____ Listing

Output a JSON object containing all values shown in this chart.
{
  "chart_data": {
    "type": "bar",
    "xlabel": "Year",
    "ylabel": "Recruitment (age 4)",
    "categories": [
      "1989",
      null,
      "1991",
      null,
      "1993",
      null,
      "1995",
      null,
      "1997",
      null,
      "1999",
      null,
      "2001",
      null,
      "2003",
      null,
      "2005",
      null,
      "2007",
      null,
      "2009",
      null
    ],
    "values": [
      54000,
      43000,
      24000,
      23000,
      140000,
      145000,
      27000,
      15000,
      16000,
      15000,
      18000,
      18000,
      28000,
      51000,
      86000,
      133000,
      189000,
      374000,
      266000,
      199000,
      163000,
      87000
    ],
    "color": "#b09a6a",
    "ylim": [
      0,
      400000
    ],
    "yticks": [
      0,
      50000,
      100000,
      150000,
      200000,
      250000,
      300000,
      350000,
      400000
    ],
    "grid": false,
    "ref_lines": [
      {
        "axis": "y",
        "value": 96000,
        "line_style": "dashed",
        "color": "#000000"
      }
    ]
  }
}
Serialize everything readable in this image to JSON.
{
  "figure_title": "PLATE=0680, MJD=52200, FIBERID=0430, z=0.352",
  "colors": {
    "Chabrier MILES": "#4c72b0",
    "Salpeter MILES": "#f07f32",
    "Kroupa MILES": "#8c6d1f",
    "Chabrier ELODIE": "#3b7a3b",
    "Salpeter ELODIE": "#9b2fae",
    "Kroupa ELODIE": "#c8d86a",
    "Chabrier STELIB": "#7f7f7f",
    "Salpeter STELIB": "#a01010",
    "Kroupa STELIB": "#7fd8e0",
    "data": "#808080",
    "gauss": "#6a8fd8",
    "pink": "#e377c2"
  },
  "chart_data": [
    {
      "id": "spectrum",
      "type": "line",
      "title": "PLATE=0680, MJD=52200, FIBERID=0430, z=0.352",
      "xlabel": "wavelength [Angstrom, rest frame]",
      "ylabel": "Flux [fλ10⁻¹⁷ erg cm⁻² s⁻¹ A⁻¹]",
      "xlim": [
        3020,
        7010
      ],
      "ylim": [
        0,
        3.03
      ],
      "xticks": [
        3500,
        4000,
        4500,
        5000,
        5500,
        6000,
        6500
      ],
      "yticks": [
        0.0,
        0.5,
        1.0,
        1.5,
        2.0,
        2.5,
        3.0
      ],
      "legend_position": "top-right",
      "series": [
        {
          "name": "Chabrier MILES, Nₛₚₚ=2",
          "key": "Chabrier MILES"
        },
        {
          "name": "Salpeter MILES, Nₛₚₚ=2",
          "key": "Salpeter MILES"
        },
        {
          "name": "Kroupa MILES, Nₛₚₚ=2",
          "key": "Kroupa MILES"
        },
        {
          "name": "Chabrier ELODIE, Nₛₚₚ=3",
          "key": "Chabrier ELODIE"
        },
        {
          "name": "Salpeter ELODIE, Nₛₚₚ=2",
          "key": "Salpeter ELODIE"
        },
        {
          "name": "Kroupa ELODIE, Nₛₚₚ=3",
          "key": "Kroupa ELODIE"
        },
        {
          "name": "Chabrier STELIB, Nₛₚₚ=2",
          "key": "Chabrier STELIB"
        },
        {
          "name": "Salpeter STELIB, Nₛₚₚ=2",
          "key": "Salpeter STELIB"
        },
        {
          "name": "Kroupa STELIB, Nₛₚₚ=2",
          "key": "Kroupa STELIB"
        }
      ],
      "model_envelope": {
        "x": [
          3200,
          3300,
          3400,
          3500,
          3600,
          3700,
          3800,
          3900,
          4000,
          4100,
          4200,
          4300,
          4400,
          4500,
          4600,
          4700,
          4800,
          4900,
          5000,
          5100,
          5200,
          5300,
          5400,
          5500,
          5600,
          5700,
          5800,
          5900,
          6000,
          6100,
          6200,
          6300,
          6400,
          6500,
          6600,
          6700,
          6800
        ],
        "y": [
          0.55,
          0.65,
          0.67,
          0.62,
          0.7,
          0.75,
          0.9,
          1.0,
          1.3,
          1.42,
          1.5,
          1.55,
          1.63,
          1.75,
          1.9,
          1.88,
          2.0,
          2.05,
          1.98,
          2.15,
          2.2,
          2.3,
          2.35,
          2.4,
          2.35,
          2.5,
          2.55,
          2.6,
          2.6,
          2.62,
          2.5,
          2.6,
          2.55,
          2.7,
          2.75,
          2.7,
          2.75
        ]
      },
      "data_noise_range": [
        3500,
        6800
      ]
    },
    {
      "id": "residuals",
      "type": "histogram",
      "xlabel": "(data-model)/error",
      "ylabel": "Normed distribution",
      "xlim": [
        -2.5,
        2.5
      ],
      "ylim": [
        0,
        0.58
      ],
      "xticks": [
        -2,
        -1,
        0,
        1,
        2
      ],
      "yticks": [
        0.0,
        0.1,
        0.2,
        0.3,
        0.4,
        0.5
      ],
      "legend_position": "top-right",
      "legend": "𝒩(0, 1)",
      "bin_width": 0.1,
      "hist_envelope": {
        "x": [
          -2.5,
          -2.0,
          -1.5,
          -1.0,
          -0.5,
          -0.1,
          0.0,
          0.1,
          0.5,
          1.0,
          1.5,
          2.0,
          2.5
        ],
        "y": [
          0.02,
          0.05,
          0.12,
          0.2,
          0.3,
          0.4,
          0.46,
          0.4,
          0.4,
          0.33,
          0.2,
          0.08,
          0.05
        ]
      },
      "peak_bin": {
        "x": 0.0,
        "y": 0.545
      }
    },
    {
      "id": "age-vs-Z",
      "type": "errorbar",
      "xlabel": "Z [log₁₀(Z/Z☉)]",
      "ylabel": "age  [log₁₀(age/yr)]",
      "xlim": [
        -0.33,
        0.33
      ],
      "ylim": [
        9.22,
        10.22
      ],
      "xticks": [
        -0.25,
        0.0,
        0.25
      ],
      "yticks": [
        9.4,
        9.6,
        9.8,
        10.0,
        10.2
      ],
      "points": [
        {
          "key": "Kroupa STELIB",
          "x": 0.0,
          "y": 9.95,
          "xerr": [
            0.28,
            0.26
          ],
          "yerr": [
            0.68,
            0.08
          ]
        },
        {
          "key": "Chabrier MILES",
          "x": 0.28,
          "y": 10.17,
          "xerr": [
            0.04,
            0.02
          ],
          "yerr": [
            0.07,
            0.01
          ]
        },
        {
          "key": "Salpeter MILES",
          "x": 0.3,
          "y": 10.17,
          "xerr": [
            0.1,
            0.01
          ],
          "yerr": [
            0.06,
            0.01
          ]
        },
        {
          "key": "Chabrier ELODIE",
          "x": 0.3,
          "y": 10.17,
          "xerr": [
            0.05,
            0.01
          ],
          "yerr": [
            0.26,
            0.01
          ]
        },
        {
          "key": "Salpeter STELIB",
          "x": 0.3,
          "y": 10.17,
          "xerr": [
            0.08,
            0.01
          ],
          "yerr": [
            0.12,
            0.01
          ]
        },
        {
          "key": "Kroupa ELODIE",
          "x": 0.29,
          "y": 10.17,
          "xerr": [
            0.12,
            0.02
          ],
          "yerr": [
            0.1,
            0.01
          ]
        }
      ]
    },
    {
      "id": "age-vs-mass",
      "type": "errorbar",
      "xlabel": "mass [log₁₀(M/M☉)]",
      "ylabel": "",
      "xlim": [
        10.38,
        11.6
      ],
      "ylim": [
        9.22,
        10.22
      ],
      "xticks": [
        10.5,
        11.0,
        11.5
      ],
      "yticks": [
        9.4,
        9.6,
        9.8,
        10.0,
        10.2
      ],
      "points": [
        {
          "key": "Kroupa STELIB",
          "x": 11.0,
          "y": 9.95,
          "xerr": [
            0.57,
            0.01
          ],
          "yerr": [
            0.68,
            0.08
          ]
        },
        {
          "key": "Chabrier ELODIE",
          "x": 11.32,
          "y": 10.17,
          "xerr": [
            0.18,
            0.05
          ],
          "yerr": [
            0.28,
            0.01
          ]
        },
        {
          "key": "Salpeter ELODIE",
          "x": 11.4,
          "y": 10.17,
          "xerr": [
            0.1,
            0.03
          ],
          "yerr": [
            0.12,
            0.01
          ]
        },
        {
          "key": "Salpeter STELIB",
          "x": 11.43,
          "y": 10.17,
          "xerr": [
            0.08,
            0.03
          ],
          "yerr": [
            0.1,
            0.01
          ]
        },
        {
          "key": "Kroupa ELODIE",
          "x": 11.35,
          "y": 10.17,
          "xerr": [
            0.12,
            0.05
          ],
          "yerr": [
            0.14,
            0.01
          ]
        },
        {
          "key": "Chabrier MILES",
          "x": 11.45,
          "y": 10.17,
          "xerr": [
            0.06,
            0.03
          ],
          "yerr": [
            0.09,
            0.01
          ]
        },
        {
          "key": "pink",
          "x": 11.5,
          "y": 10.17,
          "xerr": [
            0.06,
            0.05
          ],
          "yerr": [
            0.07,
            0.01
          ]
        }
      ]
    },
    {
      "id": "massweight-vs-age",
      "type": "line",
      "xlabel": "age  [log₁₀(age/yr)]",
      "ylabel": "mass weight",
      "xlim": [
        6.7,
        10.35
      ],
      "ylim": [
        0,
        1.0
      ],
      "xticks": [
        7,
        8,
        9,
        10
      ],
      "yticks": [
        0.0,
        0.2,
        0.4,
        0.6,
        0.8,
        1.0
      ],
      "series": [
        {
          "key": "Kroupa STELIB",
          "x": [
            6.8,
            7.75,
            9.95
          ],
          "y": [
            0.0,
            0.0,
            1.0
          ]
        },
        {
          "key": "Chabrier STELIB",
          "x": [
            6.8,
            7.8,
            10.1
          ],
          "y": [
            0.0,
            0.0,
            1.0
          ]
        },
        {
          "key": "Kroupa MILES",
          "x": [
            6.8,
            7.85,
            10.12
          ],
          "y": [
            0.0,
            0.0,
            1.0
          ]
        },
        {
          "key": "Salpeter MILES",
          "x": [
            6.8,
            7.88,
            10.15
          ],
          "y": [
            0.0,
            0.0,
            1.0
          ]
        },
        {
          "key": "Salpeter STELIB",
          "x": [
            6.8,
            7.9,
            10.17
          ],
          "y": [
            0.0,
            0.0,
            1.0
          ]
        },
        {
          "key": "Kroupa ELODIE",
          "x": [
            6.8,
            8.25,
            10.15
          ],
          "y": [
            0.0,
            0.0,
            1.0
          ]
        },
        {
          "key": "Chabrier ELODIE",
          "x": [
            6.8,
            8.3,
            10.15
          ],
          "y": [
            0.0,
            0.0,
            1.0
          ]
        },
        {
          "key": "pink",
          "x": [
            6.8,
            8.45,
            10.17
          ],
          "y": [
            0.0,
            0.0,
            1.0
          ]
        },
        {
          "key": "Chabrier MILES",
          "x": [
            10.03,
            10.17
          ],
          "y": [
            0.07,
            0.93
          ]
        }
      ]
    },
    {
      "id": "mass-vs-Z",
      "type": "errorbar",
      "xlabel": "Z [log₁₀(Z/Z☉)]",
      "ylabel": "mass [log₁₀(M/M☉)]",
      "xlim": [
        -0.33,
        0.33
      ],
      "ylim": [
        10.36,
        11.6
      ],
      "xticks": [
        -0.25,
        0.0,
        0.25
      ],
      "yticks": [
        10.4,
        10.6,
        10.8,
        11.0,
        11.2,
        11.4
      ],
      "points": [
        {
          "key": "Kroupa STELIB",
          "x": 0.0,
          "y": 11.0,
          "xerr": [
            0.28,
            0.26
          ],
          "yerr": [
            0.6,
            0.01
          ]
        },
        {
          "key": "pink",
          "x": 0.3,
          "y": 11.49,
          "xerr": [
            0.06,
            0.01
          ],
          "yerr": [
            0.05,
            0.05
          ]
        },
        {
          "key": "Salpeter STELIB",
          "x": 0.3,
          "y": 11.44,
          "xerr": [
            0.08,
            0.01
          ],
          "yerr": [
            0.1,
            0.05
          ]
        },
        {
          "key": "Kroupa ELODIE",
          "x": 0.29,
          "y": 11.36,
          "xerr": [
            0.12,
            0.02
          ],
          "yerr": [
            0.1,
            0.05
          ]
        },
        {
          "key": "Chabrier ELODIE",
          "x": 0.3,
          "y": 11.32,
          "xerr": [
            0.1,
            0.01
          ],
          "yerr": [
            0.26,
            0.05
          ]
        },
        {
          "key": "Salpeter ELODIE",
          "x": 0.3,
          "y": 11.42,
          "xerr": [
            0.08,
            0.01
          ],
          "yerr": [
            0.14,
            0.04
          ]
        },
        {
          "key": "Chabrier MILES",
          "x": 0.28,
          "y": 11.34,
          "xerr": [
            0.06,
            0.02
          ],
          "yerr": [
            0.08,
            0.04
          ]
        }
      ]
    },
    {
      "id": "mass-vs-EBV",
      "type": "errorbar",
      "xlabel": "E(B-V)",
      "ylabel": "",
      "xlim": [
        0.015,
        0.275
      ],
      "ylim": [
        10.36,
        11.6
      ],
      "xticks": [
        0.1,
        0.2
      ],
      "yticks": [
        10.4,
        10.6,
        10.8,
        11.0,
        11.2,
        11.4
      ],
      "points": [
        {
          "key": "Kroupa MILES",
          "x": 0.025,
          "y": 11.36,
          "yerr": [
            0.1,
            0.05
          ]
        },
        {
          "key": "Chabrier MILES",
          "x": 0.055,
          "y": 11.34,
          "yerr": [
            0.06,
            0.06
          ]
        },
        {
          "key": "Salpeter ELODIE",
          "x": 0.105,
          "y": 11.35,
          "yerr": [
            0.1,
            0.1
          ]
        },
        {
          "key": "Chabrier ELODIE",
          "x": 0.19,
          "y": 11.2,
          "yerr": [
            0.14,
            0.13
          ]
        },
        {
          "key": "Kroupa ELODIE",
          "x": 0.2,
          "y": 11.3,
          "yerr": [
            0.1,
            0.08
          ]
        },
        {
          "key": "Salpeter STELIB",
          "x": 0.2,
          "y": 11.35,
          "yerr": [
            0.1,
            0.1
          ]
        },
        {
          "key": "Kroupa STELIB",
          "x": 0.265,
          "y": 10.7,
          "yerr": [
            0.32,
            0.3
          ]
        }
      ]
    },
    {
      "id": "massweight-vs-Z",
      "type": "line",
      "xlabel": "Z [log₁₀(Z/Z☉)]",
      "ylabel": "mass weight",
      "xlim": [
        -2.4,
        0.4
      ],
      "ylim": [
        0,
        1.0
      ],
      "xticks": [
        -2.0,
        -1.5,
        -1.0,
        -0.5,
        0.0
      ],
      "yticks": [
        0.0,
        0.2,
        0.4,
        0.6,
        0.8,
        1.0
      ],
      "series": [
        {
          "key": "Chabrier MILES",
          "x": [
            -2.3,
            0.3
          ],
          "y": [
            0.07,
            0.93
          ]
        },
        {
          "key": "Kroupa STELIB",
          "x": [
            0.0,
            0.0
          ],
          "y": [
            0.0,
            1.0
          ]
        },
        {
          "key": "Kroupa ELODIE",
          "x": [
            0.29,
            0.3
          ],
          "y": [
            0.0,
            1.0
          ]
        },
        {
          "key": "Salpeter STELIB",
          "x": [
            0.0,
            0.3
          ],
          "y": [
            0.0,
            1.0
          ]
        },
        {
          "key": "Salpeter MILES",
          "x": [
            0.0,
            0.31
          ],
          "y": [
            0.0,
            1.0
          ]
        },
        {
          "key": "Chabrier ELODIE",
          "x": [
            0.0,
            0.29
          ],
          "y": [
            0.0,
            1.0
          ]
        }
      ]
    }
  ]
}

________

Pick out the lines above that hold the string "ylabel" and show them.

    "ylabel": "Recruitment (age 4)",
      "ylabel": "Flux [fλ10⁻¹⁷ erg cm⁻² s⁻¹ A⁻¹]",
      "ylabel": "Normed distribution",
      "ylabel": "age  [log₁₀(age/yr)]",
      "ylabel": "",
      "ylabel": "mass weight",
      "ylabel": "mass [log₁₀(M/M☉)]",
      "ylabel": "",
      "ylabel": "mass weight",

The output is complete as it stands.